Start of SOURCE DATA
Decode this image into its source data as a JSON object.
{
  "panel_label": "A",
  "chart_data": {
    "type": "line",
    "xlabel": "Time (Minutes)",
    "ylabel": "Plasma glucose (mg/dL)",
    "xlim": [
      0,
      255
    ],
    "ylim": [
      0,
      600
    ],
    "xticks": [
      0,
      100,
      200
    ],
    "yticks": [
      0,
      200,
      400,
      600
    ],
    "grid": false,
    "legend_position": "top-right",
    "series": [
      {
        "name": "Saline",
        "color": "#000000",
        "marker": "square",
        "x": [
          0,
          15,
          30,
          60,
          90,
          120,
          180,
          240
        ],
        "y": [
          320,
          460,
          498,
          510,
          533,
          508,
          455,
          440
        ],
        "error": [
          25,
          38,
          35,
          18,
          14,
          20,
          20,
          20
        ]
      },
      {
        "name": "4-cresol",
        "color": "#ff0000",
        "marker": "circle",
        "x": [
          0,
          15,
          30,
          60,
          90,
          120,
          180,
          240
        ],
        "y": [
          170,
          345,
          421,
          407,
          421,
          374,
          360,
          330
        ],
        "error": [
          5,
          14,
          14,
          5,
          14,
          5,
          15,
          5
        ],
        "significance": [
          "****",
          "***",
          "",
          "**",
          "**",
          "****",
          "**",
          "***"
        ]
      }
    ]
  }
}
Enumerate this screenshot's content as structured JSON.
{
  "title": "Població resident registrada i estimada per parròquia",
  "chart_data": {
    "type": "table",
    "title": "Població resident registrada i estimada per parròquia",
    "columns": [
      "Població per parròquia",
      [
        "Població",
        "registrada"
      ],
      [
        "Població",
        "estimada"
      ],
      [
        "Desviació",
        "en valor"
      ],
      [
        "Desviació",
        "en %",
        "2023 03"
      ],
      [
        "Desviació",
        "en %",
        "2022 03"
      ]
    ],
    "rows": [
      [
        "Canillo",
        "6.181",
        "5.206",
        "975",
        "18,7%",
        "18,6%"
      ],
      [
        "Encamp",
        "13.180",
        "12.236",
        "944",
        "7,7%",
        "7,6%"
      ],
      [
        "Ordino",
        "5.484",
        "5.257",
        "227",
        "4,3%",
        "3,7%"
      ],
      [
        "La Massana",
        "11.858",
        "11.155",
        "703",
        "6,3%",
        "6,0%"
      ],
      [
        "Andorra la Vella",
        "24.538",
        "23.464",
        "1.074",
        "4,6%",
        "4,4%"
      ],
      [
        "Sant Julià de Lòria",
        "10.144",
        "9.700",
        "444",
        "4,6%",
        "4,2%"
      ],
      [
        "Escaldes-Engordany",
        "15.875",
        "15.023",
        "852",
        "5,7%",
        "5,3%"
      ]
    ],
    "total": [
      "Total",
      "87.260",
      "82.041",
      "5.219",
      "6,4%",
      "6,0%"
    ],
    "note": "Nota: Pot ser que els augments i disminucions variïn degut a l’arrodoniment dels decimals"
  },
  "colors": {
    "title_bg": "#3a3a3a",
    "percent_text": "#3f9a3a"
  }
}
End of SOURCE DATA
Start of SOURCE DATA
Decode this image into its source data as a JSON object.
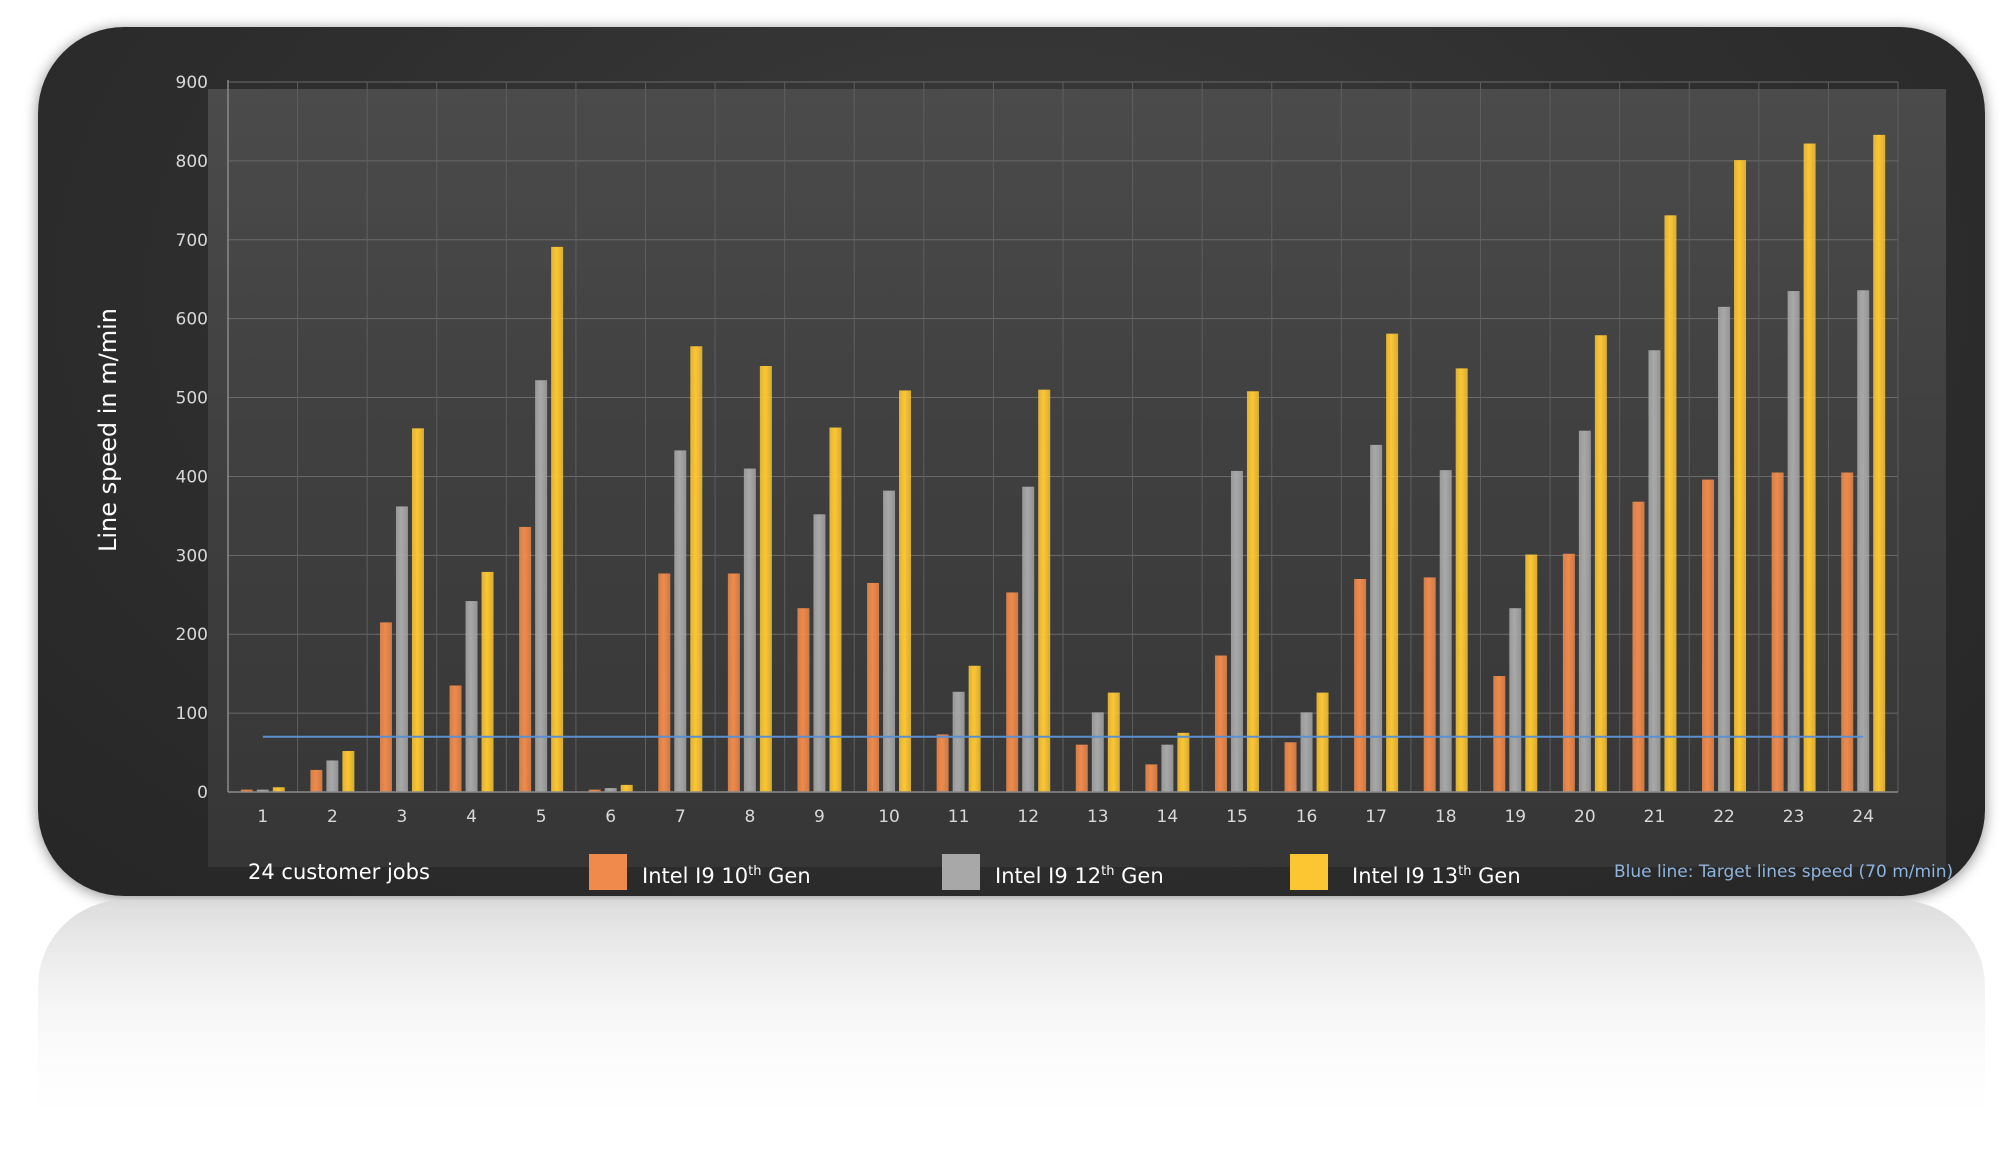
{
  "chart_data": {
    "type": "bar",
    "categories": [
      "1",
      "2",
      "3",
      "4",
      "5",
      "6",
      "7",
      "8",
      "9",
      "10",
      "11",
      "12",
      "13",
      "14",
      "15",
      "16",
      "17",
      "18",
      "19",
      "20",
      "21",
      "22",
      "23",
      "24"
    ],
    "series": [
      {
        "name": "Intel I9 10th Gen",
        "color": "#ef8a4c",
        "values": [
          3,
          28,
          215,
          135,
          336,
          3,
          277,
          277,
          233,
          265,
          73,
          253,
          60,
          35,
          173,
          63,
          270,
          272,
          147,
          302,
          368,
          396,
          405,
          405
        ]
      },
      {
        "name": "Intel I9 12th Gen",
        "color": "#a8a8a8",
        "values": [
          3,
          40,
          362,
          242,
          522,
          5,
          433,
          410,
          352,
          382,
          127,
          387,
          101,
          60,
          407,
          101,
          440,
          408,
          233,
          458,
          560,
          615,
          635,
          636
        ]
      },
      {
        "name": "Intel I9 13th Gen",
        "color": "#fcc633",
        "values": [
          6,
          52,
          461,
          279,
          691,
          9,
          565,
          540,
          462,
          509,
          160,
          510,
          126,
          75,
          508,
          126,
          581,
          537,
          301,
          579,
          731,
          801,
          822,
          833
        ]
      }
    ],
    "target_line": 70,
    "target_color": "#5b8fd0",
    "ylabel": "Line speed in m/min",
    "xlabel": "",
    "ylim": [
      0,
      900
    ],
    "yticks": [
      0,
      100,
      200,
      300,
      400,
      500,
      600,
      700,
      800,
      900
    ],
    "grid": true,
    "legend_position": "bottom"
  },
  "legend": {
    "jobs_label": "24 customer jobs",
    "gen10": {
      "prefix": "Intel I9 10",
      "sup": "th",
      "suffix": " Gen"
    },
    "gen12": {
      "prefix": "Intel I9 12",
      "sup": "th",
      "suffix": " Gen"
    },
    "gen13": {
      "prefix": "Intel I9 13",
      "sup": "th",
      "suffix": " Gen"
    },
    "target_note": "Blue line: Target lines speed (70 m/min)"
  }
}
End of SOURCE DATA
Start of SOURCE DATA
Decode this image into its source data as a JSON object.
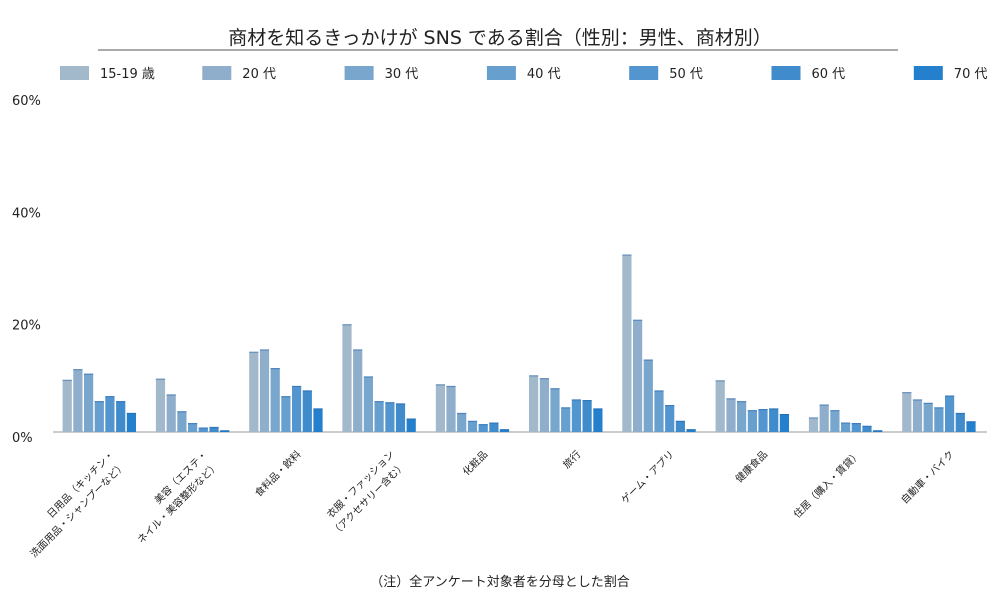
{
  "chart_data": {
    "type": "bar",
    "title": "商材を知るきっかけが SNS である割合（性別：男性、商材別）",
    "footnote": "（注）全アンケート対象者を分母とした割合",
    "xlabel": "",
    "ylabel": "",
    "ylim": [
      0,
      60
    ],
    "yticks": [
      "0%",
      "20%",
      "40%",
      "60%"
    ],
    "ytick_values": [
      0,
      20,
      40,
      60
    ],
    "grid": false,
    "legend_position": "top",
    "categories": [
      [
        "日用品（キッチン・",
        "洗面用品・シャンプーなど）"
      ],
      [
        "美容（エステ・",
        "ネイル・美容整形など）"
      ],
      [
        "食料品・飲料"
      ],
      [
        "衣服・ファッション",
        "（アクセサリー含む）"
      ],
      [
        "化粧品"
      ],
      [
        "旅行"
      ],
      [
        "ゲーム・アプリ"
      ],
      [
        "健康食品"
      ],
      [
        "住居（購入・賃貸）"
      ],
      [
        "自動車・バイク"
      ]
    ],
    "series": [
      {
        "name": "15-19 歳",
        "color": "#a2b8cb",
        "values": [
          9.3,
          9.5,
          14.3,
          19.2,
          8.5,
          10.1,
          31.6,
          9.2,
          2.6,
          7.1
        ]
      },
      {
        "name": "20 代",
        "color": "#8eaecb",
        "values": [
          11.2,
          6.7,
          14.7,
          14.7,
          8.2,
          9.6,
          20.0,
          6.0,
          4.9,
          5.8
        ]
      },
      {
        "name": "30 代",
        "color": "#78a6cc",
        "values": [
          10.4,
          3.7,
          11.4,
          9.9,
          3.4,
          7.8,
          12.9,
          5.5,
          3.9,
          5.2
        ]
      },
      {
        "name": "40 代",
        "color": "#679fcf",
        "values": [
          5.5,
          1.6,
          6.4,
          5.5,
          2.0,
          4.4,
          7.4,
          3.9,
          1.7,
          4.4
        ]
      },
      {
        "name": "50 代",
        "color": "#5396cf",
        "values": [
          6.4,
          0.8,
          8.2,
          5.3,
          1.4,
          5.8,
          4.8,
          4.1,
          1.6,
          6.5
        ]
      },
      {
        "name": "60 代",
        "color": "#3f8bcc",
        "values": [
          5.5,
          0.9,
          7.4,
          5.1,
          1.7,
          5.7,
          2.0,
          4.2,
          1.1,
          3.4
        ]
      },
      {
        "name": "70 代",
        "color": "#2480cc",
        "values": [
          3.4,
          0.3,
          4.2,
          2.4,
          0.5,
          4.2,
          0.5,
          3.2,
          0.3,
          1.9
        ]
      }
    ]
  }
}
End of SOURCE DATA
**CHALLENGE**
From the listing above, report the number of lines containing the string "resident", without any accompanying remarks.

**WRITTEN SOLUTION**
2